**Instruction**
In the listing below, locate the lines that hold "clubs" and copy them.

___ Supplied data ___

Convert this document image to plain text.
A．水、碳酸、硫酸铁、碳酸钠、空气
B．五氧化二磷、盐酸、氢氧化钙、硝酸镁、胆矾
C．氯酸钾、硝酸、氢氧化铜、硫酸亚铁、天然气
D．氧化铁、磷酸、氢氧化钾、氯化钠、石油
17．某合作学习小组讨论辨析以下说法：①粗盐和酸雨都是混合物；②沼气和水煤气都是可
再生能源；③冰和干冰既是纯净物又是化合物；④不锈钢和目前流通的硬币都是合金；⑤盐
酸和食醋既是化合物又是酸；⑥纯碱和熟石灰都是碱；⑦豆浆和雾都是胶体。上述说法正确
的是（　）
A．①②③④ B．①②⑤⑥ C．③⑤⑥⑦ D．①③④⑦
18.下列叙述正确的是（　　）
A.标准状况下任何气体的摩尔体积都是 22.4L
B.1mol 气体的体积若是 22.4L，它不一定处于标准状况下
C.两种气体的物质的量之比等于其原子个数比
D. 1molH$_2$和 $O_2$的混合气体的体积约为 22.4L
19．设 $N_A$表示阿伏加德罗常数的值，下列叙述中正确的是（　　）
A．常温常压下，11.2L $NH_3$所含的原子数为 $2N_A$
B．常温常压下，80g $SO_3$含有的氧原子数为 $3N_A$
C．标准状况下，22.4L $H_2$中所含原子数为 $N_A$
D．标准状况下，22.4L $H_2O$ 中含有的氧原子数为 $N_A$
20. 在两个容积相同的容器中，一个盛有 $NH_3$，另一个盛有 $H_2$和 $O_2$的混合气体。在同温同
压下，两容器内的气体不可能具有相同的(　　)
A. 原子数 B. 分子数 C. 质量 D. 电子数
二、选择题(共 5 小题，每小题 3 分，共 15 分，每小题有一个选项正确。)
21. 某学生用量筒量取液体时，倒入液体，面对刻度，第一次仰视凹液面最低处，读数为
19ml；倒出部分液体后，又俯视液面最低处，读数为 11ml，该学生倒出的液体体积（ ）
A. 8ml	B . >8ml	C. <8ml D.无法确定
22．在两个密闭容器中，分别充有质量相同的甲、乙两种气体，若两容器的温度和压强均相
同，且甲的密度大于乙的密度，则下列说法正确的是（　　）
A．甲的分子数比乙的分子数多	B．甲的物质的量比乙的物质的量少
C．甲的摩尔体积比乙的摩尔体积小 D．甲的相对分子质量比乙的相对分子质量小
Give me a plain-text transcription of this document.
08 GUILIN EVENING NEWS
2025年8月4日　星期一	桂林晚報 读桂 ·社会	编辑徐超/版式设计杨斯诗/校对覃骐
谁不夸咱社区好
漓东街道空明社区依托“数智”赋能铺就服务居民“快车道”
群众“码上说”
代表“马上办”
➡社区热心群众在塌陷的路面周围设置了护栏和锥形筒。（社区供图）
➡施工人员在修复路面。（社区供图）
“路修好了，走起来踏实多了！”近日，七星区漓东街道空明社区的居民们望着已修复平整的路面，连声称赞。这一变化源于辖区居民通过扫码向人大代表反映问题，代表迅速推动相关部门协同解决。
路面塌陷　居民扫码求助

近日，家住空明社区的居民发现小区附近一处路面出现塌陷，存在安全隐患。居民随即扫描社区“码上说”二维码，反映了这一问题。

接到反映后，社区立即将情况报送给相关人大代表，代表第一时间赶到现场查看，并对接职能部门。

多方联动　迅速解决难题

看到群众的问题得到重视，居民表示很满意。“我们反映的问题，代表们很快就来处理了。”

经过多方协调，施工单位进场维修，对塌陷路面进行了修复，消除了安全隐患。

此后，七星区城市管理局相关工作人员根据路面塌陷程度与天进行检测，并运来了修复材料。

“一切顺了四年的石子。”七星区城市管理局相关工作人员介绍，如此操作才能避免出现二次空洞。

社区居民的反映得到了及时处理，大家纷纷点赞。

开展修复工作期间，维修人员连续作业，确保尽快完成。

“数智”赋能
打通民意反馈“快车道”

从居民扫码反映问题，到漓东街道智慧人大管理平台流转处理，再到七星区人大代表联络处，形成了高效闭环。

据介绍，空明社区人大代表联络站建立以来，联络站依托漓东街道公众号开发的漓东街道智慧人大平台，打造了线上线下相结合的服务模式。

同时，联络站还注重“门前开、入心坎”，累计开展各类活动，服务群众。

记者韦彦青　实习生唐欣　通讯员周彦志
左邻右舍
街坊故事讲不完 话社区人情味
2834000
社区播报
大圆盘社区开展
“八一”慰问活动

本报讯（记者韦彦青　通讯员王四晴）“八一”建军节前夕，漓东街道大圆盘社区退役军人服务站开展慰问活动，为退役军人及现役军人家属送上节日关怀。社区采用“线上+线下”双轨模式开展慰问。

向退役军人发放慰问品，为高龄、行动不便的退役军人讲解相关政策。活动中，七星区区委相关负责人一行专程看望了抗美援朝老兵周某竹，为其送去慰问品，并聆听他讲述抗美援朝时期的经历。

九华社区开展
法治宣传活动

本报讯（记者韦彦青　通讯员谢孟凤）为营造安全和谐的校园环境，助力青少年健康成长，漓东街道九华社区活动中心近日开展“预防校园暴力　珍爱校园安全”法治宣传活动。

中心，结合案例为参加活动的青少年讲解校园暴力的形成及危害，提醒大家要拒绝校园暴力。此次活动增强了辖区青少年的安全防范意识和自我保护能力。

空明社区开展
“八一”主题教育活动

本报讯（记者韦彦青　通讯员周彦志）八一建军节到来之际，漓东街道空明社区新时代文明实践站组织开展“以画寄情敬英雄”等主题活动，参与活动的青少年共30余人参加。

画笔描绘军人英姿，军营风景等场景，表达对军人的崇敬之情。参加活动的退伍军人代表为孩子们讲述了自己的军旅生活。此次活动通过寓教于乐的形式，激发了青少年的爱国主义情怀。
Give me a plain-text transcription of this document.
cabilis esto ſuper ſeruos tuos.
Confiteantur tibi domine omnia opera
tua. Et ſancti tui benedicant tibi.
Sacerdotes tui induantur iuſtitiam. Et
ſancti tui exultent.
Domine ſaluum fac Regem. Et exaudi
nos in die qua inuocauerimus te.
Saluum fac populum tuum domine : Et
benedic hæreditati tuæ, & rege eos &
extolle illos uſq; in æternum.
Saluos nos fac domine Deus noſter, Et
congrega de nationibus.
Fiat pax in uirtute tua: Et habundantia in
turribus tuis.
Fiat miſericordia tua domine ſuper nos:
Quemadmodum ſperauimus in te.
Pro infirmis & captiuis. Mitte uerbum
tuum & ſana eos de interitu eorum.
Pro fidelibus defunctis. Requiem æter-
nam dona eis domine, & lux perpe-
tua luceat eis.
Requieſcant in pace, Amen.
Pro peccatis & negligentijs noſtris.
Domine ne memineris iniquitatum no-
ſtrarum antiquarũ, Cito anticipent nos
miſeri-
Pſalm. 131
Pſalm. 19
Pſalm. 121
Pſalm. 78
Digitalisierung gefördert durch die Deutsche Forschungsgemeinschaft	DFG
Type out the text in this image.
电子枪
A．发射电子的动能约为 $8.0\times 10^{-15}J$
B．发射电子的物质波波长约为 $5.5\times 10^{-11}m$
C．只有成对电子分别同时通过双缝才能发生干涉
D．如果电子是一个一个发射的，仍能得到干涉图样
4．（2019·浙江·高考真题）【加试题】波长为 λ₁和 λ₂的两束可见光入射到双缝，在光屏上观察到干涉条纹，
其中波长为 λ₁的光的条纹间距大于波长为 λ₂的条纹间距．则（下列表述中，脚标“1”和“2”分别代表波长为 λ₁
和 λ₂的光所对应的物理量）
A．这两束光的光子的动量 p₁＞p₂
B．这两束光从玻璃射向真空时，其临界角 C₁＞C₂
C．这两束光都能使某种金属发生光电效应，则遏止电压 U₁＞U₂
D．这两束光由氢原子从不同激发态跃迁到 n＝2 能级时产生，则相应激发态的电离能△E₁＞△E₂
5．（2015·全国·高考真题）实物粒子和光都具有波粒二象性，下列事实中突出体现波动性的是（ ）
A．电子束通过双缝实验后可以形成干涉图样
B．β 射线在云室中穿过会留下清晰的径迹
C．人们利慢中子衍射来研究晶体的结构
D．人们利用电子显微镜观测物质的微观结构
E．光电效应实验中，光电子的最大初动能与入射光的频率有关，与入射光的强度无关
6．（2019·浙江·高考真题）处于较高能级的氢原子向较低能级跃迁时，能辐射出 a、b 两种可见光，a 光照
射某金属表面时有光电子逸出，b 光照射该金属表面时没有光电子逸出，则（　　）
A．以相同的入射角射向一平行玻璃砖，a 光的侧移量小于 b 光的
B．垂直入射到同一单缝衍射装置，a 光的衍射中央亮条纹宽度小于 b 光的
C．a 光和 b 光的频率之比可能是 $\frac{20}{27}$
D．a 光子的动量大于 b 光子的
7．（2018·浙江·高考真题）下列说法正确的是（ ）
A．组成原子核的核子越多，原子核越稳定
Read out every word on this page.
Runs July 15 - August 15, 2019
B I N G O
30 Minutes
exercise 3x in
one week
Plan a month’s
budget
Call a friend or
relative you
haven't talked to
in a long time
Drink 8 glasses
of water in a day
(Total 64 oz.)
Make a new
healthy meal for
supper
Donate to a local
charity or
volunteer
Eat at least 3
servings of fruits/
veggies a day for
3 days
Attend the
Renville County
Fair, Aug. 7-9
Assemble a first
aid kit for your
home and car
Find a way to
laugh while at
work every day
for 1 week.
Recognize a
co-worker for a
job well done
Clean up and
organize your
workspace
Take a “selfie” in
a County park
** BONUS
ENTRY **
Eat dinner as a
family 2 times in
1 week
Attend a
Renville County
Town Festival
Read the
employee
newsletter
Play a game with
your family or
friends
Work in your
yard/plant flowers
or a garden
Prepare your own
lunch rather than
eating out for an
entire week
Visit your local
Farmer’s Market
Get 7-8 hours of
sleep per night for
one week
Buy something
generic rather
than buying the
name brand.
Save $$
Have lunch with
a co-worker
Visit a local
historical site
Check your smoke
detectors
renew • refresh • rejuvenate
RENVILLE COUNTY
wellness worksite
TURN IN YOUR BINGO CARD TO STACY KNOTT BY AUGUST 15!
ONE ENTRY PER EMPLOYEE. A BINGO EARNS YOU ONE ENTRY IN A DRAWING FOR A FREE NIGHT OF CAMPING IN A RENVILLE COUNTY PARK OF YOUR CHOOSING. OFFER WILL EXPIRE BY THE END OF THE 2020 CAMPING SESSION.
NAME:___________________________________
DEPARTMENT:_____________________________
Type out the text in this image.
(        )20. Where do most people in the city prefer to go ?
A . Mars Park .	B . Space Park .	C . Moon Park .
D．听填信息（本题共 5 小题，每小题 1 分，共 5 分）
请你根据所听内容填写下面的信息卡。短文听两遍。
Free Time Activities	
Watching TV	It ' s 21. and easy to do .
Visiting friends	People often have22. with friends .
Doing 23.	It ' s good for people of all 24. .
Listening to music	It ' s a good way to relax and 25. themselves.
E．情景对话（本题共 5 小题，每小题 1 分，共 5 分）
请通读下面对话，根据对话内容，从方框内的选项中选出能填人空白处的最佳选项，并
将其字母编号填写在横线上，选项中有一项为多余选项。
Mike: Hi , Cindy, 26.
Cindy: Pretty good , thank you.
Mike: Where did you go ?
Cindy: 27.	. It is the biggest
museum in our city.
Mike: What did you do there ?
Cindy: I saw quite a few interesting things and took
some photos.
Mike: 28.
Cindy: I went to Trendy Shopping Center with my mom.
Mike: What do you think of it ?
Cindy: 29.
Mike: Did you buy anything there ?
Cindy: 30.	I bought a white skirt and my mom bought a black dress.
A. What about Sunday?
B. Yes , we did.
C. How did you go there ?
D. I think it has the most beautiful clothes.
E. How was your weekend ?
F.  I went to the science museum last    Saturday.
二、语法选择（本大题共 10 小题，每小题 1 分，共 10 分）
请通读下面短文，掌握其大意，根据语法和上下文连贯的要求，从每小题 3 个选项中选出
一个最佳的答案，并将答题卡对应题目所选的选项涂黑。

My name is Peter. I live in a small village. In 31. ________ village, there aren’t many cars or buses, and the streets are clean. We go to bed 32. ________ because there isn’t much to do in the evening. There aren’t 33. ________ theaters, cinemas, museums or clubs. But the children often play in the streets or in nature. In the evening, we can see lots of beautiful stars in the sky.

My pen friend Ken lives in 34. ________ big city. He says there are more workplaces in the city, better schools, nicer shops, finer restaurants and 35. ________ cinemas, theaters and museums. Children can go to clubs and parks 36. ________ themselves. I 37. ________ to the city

___

**Written solution**
My name is Peter. I live in a small village. In 31. ________ village, there aren’t many cars or buses, and the streets are clean. We go to bed 32. ________ because there isn’t much to do in the evening. There aren’t 33. ________ theaters, cinemas, museums or clubs. But the children often play in the streets or in nature. In the evening, we can see lots of beautiful stars in the sky.
My pen friend Ken lives in 34. ________ big city. He says there are more workplaces in the city, better schools, nicer shops, finer restaurants and 35. ________ cinemas, theaters and museums. Children can go to clubs and parks 36. ________ themselves. I 37. ________ to the city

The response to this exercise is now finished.